→ **The data**
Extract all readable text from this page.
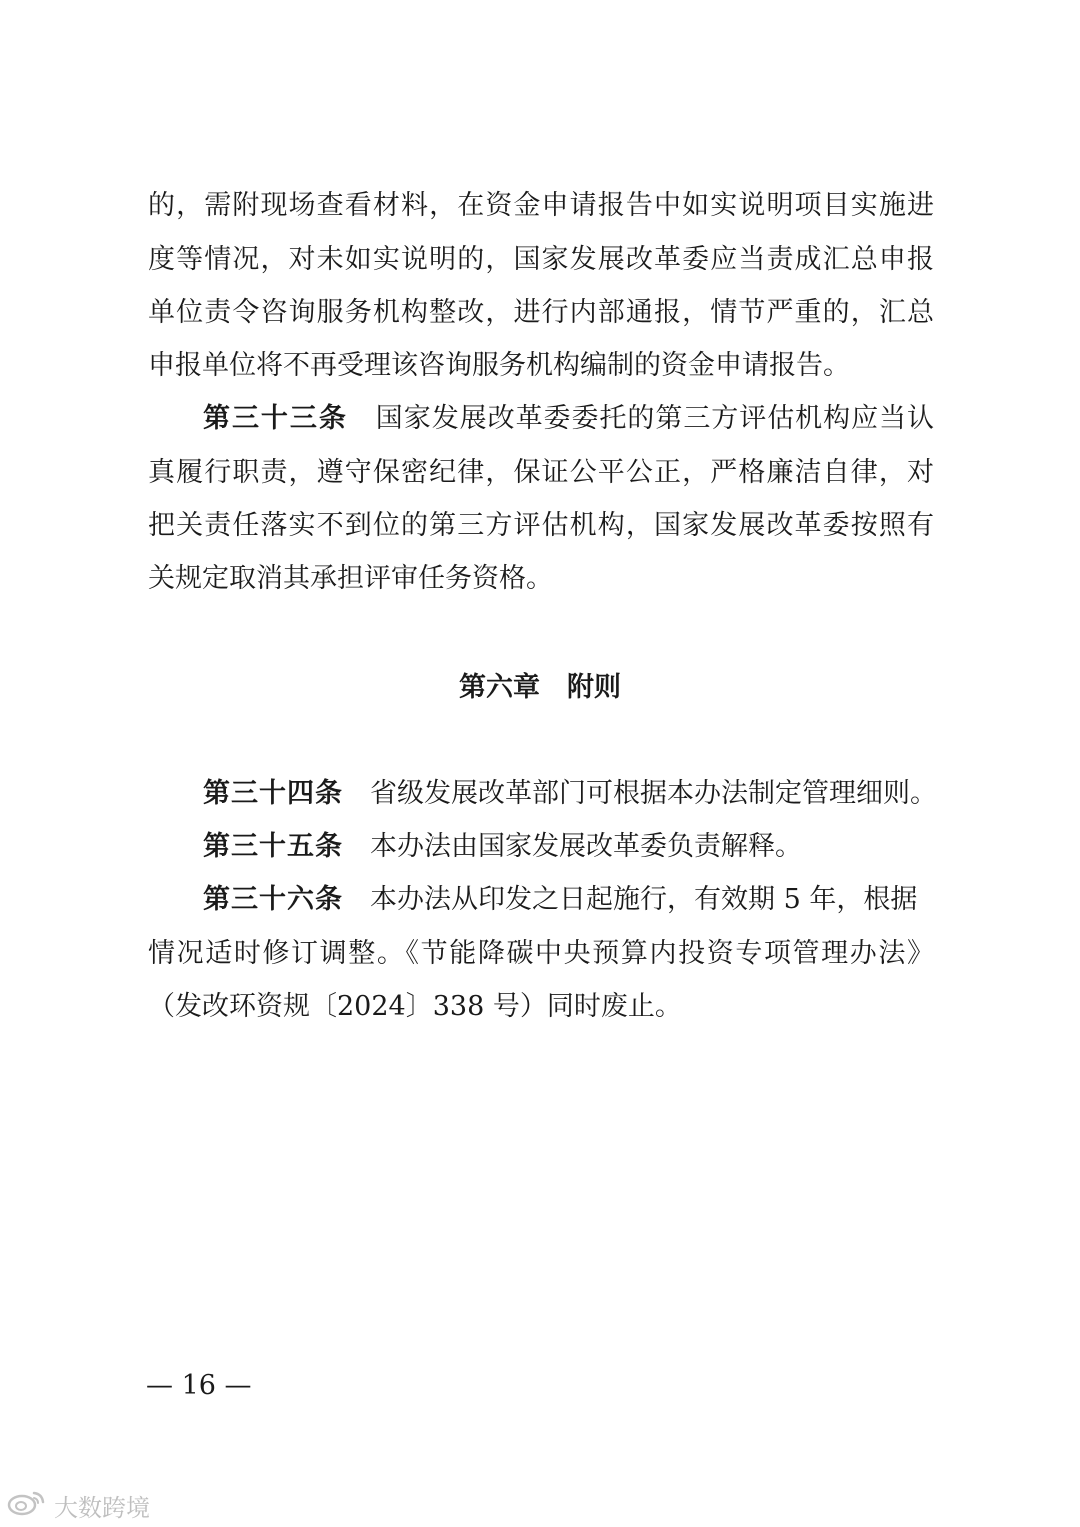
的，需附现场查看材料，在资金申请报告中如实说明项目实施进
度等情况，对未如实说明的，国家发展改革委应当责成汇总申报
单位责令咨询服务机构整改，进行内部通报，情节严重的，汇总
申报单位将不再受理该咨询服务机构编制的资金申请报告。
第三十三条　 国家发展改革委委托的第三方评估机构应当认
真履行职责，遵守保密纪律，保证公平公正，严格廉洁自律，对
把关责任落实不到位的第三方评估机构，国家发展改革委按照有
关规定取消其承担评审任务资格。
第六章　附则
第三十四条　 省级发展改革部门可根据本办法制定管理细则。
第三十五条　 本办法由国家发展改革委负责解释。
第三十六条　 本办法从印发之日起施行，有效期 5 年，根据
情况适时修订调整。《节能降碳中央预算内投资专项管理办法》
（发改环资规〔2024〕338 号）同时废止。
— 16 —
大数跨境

→ **What is required**
Return all of the entries word for word, but omit the pictures.

→ **Written solution**
Extract all readable text from this page.
的，需附现场查看材料，在资金申请报告中如实说明项目实施进
度等情况，对未如实说明的，国家发展改革委应当责成汇总申报
单位责令咨询服务机构整改，进行内部通报，情节严重的，汇总
申报单位将不再受理该咨询服务机构编制的资金申请报告。
第三十三条　 国家发展改革委委托的第三方评估机构应当认
真履行职责，遵守保密纪律，保证公平公正，严格廉洁自律，对
把关责任落实不到位的第三方评估机构，国家发展改革委按照有
关规定取消其承担评审任务资格。
第六章　附则
第三十四条　 省级发展改革部门可根据本办法制定管理细则。
第三十五条　 本办法由国家发展改革委负责解释。
第三十六条　 本办法从印发之日起施行，有效期 5 年，根据
情况适时修订调整。《节能降碳中央预算内投资专项管理办法》
（发改环资规〔2024〕338 号）同时废止。
— 16 —
大数跨境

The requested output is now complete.